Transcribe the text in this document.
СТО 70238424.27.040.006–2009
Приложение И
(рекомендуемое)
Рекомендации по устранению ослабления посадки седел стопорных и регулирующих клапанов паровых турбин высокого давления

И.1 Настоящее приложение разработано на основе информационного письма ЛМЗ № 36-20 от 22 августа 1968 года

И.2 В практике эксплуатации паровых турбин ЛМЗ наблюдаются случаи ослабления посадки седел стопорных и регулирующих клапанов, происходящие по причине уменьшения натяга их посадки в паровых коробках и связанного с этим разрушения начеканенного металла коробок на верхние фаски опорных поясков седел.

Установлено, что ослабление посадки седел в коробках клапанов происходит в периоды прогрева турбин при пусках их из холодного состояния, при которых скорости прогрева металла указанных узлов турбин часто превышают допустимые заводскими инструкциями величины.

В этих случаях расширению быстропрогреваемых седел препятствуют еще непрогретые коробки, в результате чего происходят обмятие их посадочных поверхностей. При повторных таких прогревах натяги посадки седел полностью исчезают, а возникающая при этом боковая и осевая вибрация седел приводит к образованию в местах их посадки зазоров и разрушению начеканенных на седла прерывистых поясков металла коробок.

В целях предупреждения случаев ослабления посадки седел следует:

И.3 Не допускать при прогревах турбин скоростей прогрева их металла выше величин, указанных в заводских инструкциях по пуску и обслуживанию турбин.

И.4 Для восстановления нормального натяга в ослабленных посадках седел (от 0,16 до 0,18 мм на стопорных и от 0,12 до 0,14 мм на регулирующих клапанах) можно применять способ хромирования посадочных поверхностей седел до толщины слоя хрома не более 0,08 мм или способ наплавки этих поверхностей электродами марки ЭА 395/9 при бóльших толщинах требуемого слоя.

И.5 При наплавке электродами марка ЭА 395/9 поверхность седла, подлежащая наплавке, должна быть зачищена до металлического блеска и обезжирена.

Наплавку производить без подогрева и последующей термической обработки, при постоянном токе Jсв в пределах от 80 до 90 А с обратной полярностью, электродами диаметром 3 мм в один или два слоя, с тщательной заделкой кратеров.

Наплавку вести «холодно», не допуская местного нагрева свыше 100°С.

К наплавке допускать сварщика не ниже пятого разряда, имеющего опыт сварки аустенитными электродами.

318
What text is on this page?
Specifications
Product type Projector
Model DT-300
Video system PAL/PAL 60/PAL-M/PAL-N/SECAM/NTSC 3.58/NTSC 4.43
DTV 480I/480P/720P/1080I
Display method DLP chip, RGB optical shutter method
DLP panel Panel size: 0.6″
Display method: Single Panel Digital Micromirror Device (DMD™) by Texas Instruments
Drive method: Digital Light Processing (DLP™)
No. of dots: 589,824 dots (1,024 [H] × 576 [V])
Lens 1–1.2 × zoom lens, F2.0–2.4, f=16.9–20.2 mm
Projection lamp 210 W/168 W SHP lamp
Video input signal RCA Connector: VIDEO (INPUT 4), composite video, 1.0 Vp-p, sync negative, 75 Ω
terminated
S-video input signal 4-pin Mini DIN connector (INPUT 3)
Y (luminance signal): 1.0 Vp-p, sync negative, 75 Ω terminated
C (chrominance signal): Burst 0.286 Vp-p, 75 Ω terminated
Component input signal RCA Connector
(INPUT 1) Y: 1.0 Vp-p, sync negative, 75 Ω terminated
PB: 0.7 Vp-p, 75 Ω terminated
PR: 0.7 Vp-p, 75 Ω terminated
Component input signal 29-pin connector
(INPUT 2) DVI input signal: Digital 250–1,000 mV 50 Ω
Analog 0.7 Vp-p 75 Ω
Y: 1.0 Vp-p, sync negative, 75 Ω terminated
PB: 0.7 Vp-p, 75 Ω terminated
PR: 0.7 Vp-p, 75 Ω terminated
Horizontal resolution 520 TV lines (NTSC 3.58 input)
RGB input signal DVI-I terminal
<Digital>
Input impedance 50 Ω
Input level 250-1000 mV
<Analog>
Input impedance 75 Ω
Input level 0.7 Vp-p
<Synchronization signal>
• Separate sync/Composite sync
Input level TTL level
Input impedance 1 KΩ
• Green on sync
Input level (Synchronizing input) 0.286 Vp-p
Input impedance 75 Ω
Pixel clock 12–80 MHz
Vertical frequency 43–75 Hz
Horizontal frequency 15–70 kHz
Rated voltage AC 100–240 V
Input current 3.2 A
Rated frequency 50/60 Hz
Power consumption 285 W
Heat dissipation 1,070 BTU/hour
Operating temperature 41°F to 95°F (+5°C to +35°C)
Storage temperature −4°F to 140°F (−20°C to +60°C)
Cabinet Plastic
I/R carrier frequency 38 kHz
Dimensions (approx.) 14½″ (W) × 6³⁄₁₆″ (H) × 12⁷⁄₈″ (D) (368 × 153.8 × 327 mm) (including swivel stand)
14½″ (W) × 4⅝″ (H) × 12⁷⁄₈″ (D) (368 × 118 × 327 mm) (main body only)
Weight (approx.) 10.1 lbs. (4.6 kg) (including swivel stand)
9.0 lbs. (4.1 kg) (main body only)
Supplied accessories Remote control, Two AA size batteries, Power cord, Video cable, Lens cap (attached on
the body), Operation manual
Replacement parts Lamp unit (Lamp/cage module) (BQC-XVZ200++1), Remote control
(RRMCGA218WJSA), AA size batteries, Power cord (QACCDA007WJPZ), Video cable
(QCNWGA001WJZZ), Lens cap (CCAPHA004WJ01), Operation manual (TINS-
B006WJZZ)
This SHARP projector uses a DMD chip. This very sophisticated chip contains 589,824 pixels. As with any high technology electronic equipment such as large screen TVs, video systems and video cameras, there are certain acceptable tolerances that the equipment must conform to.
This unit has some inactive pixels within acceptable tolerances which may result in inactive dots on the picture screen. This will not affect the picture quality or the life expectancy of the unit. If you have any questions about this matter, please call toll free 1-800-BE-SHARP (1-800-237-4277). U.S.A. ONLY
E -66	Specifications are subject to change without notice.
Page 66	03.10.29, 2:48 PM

□ □ □ □

TASK PROMPT
Extract all of the data shown above without alteration.

THE RESPONSE
Transcribe the text in this document.
СТО 70238424.27.040.006–2009
Приложение И
(рекомендуемое)
Рекомендации по устранению ослабления посадки седел стопорных и регулирующих клапанов паровых турбин высокого давления

И.1 Настоящее приложение разработано на основе информационного письма ЛМЗ № 36-20 от 22 августа 1968 года

И.2 В практике эксплуатации паровых турбин ЛМЗ наблюдаются случаи ослабления посадки седел стопорных и регулирующих клапанов, происходящие по причине уменьшения натяга их посадки в паровых коробках и связанного с этим разрушения начеканенного металла коробок на верхние фаски опорных поясков седел.

Установлено, что ослабление посадки седел в коробках клапанов происходит в периоды прогрева турбин при пусках их из холодного состояния, при которых скорости прогрева металла указанных узлов турбин часто превышают допустимые заводскими инструкциями величины.

В этих случаях расширению быстропрогреваемых седел препятствуют еще непрогретые коробки, в результате чего происходят обмятие их посадочных поверхностей. При повторных таких прогревах натяги посадки седел полностью исчезают, а возникающая при этом боковая и осевая вибрация седел приводит к образованию в местах их посадки зазоров и разрушению начеканенных на седла прерывистых поясков металла коробок.

В целях предупреждения случаев ослабления посадки седел следует:

И.3 Не допускать при прогревах турбин скоростей прогрева их металла выше величин, указанных в заводских инструкциях по пуску и обслуживанию турбин.

И.4 Для восстановления нормального натяга в ослабленных посадках седел (от 0,16 до 0,18 мм на стопорных и от 0,12 до 0,14 мм на регулирующих клапанах) можно применять способ хромирования посадочных поверхностей седел до толщины слоя хрома не более 0,08 мм или способ наплавки этих поверхностей электродами марки ЭА 395/9 при бóльших толщинах требуемого слоя.

И.5 При наплавке электродами марка ЭА 395/9 поверхность седла, подлежащая наплавке, должна быть зачищена до металлического блеска и обезжирена.

Наплавку производить без подогрева и последующей термической обработки, при постоянном токе Jсв в пределах от 80 до 90 А с обратной полярностью, электродами диаметром 3 мм в один или два слоя, с тщательной заделкой кратеров.

Наплавку вести «холодно», не допуская местного нагрева свыше 100°С.

К наплавке допускать сварщика не ниже пятого разряда, имеющего опыт сварки аустенитными электродами.

318
What text is on this page?
Specifications
Product type Projector
Model DT-300
Video system PAL/PAL 60/PAL-M/PAL-N/SECAM/NTSC 3.58/NTSC 4.43
DTV 480I/480P/720P/1080I
Display method DLP chip, RGB optical shutter method
DLP panel Panel size: 0.6″
Display method: Single Panel Digital Micromirror Device (DMD™) by Texas Instruments
Drive method: Digital Light Processing (DLP™)
No. of dots: 589,824 dots (1,024 [H] × 576 [V])
Lens 1–1.2 × zoom lens, F2.0–2.4, f=16.9–20.2 mm
Projection lamp 210 W/168 W SHP lamp
Video input signal RCA Connector: VIDEO (INPUT 4), composite video, 1.0 Vp-p, sync negative, 75 Ω
terminated
S-video input signal 4-pin Mini DIN connector (INPUT 3)
Y (luminance signal): 1.0 Vp-p, sync negative, 75 Ω terminated
C (chrominance signal): Burst 0.286 Vp-p, 75 Ω terminated
Component input signal RCA Connector
(INPUT 1) Y: 1.0 Vp-p, sync negative, 75 Ω terminated
PB: 0.7 Vp-p, 75 Ω terminated
PR: 0.7 Vp-p, 75 Ω terminated
Component input signal 29-pin connector
(INPUT 2) DVI input signal: Digital 250–1,000 mV 50 Ω
Analog 0.7 Vp-p 75 Ω
Y: 1.0 Vp-p, sync negative, 75 Ω terminated
PB: 0.7 Vp-p, 75 Ω terminated
PR: 0.7 Vp-p, 75 Ω terminated
Horizontal resolution 520 TV lines (NTSC 3.58 input)
RGB input signal DVI-I terminal
<Digital>
Input impedance 50 Ω
Input level 250-1000 mV
<Analog>
Input impedance 75 Ω
Input level 0.7 Vp-p
<Synchronization signal>
• Separate sync/Composite sync
Input level TTL level
Input impedance 1 KΩ
• Green on sync
Input level (Synchronizing input) 0.286 Vp-p
Input impedance 75 Ω
Pixel clock 12–80 MHz
Vertical frequency 43–75 Hz
Horizontal frequency 15–70 kHz
Rated voltage AC 100–240 V
Input current 3.2 A
Rated frequency 50/60 Hz
Power consumption 285 W
Heat dissipation 1,070 BTU/hour
Operating temperature 41°F to 95°F (+5°C to +35°C)
Storage temperature −4°F to 140°F (−20°C to +60°C)
Cabinet Plastic
I/R carrier frequency 38 kHz
Dimensions (approx.) 14½″ (W) × 6³⁄₁₆″ (H) × 12⁷⁄₈″ (D) (368 × 153.8 × 327 mm) (including swivel stand)
14½″ (W) × 4⅝″ (H) × 12⁷⁄₈″ (D) (368 × 118 × 327 mm) (main body only)
Weight (approx.) 10.1 lbs. (4.6 kg) (including swivel stand)
9.0 lbs. (4.1 kg) (main body only)
Supplied accessories Remote control, Two AA size batteries, Power cord, Video cable, Lens cap (attached on
the body), Operation manual
Replacement parts Lamp unit (Lamp/cage module) (BQC-XVZ200++1), Remote control
(RRMCGA218WJSA), AA size batteries, Power cord (QACCDA007WJPZ), Video cable
(QCNWGA001WJZZ), Lens cap (CCAPHA004WJ01), Operation manual (TINS-
B006WJZZ)
This SHARP projector uses a DMD chip. This very sophisticated chip contains 589,824 pixels. As with any high technology electronic equipment such as large screen TVs, video systems and video cameras, there are certain acceptable tolerances that the equipment must conform to.
This unit has some inactive pixels within acceptable tolerances which may result in inactive dots on the picture screen. This will not affect the picture quality or the life expectancy of the unit. If you have any questions about this matter, please call toll free 1-800-BE-SHARP (1-800-237-4277). U.S.A. ONLY
E -66	Specifications are subject to change without notice.
Page 66	03.10.29, 2:48 PM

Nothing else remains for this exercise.